* [Task statement]: Where a line in the listing contains the string "Agreement", copy that line out.

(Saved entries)
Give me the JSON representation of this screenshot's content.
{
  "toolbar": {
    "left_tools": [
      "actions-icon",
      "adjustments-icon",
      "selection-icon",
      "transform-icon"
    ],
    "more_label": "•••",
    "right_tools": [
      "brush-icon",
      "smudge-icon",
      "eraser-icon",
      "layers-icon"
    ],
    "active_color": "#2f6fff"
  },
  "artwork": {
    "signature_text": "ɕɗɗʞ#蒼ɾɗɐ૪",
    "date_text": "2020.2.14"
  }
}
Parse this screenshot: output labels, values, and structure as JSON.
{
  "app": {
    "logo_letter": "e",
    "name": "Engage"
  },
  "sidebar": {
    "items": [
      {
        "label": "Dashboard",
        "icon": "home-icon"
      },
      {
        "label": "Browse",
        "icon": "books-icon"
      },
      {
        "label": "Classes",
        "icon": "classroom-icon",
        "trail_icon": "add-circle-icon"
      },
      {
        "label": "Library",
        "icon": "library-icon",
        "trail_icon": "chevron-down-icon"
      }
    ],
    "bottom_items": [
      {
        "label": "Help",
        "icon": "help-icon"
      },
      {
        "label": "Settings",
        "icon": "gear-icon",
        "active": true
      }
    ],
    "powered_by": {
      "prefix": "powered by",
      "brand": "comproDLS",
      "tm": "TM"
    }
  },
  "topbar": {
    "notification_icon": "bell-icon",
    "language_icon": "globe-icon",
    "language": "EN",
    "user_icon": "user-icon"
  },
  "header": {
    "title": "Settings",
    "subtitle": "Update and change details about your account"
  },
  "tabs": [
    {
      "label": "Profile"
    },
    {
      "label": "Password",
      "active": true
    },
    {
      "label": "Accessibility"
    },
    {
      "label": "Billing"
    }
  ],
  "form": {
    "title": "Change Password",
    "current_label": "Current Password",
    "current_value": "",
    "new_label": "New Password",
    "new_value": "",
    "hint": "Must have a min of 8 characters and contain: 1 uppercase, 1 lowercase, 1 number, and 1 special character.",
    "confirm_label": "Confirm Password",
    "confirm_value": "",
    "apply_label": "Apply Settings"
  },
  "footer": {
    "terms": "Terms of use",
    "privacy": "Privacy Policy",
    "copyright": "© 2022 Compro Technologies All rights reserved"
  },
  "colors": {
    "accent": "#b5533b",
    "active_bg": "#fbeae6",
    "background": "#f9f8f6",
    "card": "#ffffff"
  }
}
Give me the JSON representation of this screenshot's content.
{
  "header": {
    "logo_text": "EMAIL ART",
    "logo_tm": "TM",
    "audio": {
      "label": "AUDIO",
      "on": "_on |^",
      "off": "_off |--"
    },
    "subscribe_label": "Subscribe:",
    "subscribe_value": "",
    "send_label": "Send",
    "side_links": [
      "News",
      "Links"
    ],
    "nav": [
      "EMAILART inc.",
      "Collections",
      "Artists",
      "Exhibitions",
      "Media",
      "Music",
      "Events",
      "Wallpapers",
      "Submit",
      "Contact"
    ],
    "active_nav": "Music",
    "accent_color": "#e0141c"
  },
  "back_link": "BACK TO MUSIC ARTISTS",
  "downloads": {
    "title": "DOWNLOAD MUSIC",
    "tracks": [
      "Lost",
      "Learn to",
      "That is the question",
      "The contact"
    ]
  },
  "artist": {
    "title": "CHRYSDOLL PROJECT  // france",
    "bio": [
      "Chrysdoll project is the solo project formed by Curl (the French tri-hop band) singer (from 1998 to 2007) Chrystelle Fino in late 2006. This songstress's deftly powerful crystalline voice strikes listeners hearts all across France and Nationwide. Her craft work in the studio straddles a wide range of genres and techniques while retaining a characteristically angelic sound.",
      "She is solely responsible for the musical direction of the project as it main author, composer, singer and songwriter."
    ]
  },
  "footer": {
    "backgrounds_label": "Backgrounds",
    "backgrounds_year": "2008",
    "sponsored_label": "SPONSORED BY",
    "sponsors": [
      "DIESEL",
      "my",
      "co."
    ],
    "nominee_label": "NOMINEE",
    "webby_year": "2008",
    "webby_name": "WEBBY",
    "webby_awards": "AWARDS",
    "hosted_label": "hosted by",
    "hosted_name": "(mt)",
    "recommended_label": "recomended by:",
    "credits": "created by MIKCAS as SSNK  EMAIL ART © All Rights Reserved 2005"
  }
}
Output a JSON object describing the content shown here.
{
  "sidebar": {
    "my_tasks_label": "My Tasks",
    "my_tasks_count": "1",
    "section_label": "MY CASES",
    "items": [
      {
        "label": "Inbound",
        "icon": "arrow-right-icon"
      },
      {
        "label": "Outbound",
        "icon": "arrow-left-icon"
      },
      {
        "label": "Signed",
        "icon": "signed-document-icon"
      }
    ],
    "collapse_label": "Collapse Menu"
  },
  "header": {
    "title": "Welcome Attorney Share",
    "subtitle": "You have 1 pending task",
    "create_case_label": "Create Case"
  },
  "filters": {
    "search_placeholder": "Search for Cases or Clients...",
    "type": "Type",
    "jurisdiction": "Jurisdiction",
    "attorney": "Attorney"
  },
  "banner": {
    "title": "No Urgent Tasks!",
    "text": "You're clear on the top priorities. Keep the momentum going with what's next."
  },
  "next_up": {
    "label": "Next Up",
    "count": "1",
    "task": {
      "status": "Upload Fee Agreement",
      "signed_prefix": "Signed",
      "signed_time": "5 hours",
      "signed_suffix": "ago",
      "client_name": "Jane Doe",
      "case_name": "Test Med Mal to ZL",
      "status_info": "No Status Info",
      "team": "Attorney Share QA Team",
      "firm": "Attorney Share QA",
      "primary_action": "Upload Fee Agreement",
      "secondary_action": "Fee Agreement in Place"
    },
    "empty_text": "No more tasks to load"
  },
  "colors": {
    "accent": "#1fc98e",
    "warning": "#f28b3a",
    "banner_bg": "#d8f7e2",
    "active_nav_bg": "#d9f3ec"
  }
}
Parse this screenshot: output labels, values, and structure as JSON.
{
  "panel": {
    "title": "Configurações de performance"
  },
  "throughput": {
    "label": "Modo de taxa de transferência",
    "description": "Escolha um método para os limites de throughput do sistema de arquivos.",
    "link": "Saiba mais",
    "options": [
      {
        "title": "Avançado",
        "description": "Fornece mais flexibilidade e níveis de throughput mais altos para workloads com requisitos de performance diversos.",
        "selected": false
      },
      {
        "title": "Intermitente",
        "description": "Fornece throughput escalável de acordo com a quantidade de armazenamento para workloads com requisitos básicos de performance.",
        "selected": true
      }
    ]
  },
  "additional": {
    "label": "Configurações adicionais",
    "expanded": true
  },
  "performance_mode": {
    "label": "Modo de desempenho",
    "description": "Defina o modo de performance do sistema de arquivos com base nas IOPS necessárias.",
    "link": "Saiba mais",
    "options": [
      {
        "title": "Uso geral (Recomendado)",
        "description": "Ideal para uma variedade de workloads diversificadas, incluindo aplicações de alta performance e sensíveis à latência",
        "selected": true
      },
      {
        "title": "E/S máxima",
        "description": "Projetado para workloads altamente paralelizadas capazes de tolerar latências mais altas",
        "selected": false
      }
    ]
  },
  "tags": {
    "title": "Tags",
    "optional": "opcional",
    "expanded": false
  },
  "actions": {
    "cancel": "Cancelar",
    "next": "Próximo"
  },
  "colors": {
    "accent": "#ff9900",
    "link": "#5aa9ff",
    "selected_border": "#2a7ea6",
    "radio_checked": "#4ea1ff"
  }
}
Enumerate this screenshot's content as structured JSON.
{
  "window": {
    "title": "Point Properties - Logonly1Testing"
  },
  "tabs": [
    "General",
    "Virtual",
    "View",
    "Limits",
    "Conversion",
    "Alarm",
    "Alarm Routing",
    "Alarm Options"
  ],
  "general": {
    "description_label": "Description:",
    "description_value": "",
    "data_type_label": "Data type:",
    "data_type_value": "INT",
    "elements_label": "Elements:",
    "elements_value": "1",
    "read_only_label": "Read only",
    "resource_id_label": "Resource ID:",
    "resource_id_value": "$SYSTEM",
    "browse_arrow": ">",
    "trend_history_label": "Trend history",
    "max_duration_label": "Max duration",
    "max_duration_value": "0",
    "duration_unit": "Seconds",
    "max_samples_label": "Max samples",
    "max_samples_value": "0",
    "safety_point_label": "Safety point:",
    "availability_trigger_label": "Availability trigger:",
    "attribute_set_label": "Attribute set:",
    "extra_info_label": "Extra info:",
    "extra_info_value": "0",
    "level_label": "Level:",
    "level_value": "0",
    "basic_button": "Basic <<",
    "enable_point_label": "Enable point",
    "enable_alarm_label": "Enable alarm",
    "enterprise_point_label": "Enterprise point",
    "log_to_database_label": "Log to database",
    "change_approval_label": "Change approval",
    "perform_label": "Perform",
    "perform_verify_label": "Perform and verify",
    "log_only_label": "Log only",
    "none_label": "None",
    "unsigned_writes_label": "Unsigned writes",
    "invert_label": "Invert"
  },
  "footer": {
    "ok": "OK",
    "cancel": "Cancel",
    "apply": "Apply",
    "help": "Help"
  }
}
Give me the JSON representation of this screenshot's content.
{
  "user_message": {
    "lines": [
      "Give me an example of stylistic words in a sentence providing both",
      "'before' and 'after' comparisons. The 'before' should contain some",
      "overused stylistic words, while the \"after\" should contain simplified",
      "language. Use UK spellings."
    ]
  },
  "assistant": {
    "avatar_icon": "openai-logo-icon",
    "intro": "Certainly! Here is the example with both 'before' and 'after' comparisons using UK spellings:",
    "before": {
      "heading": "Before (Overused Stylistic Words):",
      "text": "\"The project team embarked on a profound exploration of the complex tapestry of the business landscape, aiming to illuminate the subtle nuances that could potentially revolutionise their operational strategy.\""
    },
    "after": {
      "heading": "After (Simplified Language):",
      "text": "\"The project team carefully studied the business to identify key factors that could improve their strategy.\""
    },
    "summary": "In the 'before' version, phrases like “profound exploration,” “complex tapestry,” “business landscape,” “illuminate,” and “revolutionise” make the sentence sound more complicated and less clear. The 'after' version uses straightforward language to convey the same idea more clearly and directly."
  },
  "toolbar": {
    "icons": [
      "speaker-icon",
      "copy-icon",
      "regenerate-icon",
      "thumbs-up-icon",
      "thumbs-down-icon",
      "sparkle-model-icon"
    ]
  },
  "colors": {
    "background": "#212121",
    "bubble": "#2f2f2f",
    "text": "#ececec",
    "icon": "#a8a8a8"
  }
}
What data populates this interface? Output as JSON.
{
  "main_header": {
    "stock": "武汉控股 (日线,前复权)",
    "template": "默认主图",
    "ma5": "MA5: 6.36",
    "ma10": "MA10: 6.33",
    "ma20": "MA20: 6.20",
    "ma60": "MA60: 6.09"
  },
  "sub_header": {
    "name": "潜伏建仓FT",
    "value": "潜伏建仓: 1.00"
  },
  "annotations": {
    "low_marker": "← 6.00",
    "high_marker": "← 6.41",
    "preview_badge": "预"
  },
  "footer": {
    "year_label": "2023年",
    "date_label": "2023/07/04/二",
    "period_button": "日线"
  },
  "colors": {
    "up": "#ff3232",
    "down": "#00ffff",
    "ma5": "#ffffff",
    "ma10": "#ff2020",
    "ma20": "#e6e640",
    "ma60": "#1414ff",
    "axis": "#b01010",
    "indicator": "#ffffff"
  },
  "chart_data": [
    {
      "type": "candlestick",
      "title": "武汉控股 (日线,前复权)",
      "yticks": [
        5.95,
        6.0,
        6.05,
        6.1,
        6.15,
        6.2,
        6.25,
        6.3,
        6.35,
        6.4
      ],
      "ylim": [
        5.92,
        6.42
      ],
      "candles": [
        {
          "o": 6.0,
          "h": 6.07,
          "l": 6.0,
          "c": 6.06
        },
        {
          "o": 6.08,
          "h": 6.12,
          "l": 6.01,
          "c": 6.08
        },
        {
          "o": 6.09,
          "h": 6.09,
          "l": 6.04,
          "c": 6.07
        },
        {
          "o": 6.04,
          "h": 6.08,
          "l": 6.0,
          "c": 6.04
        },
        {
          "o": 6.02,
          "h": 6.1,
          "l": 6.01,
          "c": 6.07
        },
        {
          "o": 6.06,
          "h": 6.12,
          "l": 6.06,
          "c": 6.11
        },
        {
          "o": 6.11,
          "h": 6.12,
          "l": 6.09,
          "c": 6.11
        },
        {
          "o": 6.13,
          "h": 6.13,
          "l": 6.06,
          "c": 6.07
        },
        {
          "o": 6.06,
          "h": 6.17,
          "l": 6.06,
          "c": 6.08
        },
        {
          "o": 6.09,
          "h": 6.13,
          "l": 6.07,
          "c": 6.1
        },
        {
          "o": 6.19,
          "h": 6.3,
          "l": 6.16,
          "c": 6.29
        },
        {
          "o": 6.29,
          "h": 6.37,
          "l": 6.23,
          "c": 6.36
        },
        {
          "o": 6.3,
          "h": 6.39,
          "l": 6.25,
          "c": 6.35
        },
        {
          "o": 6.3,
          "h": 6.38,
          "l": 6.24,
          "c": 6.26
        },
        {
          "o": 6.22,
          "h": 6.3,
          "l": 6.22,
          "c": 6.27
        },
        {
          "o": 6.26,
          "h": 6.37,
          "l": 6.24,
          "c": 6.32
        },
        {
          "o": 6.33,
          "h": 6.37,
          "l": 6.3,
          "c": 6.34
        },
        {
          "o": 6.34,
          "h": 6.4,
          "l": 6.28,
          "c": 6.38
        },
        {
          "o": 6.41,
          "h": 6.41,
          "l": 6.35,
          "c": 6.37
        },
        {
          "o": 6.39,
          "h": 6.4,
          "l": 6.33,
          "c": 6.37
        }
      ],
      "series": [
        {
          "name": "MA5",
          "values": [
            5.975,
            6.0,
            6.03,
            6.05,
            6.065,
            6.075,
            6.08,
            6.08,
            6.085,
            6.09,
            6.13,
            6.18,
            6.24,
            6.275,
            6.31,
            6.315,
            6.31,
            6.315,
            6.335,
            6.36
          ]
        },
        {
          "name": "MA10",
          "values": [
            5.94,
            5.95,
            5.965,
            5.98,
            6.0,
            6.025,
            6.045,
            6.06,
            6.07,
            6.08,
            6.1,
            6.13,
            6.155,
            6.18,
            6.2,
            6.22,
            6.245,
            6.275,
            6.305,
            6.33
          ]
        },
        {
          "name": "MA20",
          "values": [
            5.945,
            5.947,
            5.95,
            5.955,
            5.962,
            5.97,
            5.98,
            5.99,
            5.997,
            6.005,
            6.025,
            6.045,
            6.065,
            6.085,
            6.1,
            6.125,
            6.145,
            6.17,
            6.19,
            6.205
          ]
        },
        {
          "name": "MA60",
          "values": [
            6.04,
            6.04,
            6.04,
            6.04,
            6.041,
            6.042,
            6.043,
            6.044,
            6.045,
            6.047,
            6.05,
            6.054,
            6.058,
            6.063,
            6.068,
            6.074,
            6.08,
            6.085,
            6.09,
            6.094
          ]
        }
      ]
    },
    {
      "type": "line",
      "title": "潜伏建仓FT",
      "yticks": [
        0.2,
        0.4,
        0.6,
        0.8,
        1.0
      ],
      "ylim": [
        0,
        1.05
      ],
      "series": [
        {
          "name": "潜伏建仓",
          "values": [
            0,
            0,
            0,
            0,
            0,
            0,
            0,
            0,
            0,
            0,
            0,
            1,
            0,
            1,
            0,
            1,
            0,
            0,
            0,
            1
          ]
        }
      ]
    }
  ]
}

* [Answer]:
      "status": "Upload Fee Agreement",
      "primary_action": "Upload Fee Agreement",
      "secondary_action": "Fee Agreement in Place"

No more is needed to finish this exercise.